PROBLEM REQUIREMENTS —
Copy out every line of the items below word for word, leaving out the pictures.

---*---

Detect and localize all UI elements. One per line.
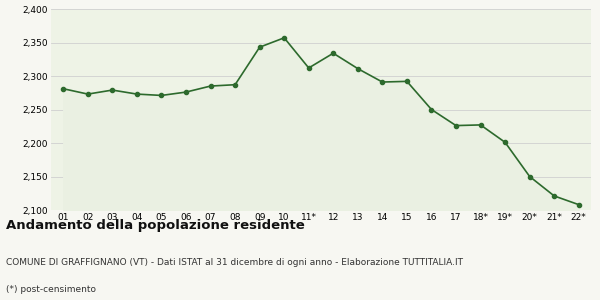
Text: Andamento della popolazione residente: Andamento della popolazione residente bbox=[6, 219, 305, 232]
Text: COMUNE DI GRAFFIGNANO (VT) - Dati ISTAT al 31 dicembre di ogni anno - Elaborazio: COMUNE DI GRAFFIGNANO (VT) - Dati ISTAT … bbox=[6, 258, 463, 267]
Text: (*) post-censimento: (*) post-censimento bbox=[6, 285, 96, 294]
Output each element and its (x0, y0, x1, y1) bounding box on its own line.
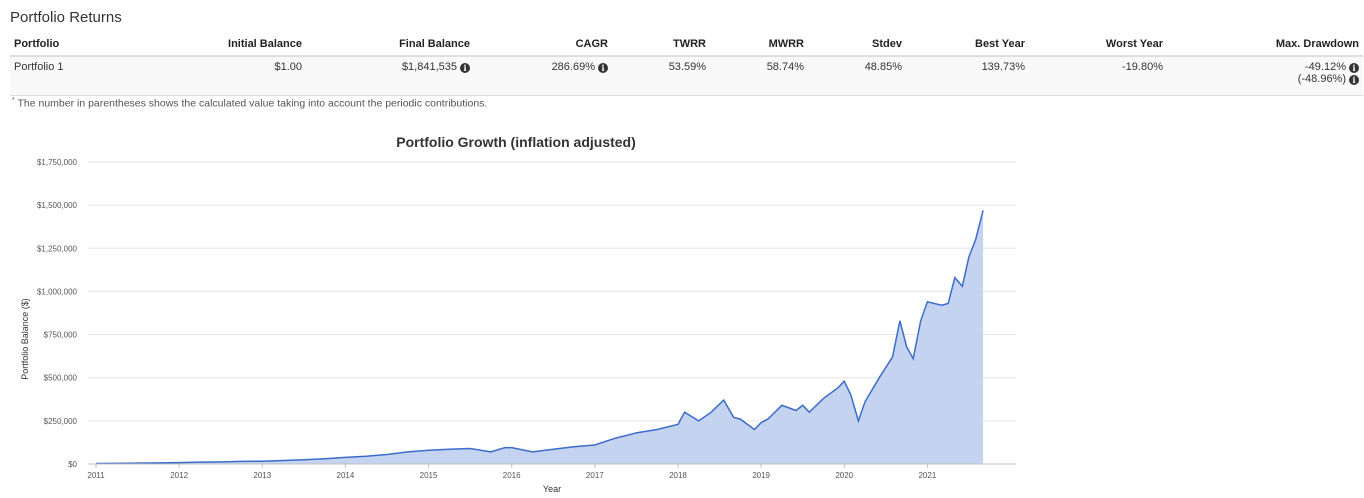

---*---

COMPLETE ANSWER —
Detect and localize all UI elements. One per line.
Text: Andamento della popolazione residente: Andamento della popolazione residente bbox=[6, 219, 305, 232]
Text: COMUNE DI GRAFFIGNANO (VT) - Dati ISTAT al 31 dicembre di ogni anno - Elaborazio: COMUNE DI GRAFFIGNANO (VT) - Dati ISTAT … bbox=[6, 258, 463, 267]
Text: (*) post-censimento: (*) post-censimento bbox=[6, 285, 96, 294]
Output each element and its (x0, y0, x1, y1) bounding box on its own line.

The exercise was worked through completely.